Dataset items
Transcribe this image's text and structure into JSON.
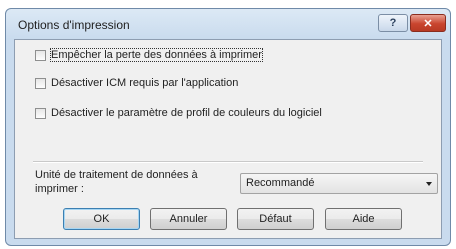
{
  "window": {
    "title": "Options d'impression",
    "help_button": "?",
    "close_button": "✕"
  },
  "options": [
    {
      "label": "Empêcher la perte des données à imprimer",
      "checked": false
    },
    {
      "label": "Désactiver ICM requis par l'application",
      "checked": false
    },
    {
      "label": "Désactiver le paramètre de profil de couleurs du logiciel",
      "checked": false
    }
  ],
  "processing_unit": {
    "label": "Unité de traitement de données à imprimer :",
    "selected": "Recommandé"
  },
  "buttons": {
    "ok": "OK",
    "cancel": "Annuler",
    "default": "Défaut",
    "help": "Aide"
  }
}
...
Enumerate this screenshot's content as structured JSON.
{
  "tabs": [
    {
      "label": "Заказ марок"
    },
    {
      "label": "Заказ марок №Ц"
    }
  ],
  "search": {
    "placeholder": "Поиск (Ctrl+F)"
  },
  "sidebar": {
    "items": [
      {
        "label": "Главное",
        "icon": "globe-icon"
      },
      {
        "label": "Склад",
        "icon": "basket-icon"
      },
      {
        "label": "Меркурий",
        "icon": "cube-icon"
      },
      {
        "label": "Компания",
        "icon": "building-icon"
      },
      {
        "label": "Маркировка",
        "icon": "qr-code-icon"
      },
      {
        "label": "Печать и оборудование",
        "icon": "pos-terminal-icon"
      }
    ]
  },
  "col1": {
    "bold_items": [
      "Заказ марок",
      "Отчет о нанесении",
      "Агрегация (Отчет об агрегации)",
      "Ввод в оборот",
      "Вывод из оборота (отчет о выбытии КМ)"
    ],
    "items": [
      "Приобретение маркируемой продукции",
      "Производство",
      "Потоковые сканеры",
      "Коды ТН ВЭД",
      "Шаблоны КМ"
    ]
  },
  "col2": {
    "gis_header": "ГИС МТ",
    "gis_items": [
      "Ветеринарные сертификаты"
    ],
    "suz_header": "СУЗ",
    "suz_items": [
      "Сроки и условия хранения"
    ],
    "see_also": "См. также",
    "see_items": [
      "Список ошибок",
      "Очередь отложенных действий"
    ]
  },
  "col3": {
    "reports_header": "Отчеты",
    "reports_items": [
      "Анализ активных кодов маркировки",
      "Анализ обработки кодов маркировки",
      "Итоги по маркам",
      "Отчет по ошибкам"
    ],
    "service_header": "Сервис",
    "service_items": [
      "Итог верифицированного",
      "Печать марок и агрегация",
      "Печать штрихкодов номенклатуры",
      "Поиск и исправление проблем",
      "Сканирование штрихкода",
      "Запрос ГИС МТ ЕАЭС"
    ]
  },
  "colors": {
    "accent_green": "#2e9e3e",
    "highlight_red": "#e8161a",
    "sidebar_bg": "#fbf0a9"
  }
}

**EXERCISE:** Show the lines that mention the word "Поиск".

**ANSWER IN FULL:**
    "placeholder": "Поиск (Ctrl+F)"
      "Поиск и исправление проблем",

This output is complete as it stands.